(Stored items from a collection)

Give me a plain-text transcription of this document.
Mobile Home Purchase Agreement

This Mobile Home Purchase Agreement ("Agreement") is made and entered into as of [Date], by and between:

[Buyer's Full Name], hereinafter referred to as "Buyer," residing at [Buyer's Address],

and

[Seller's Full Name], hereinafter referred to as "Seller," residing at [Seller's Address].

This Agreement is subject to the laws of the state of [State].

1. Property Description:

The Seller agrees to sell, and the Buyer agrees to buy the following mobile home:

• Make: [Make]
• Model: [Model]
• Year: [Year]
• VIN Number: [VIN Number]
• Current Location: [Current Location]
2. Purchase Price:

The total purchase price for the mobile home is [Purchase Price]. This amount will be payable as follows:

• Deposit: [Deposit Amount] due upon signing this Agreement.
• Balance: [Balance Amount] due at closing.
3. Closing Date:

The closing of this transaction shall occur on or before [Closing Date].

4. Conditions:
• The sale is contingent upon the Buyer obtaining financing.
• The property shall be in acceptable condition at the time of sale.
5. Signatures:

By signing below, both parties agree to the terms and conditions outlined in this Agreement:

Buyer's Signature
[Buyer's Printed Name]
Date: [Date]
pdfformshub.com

## GIVEN EXERCISE
Using the data above, reproduce every line exactly.

## EXERCISE OUTPUT
Give me a plain-text transcription of this document.
Mobile Home Purchase Agreement

This Mobile Home Purchase Agreement ("Agreement") is made and entered into as of [Date], by and between:

[Buyer's Full Name], hereinafter referred to as "Buyer," residing at [Buyer's Address],

and

[Seller's Full Name], hereinafter referred to as "Seller," residing at [Seller's Address].

This Agreement is subject to the laws of the state of [State].

1. Property Description:

The Seller agrees to sell, and the Buyer agrees to buy the following mobile home:

• Make: [Make]
• Model: [Model]
• Year: [Year]
• VIN Number: [VIN Number]
• Current Location: [Current Location]
2. Purchase Price:

The total purchase price for the mobile home is [Purchase Price]. This amount will be payable as follows:

• Deposit: [Deposit Amount] due upon signing this Agreement.
• Balance: [Balance Amount] due at closing.
3. Closing Date:

The closing of this transaction shall occur on or before [Closing Date].

4. Conditions:
• The sale is contingent upon the Buyer obtaining financing.
• The property shall be in acceptable condition at the time of sale.
5. Signatures:

By signing below, both parties agree to the terms and conditions outlined in this Agreement:

Buyer's Signature
[Buyer's Printed Name]
Date: [Date]
pdfformshub.com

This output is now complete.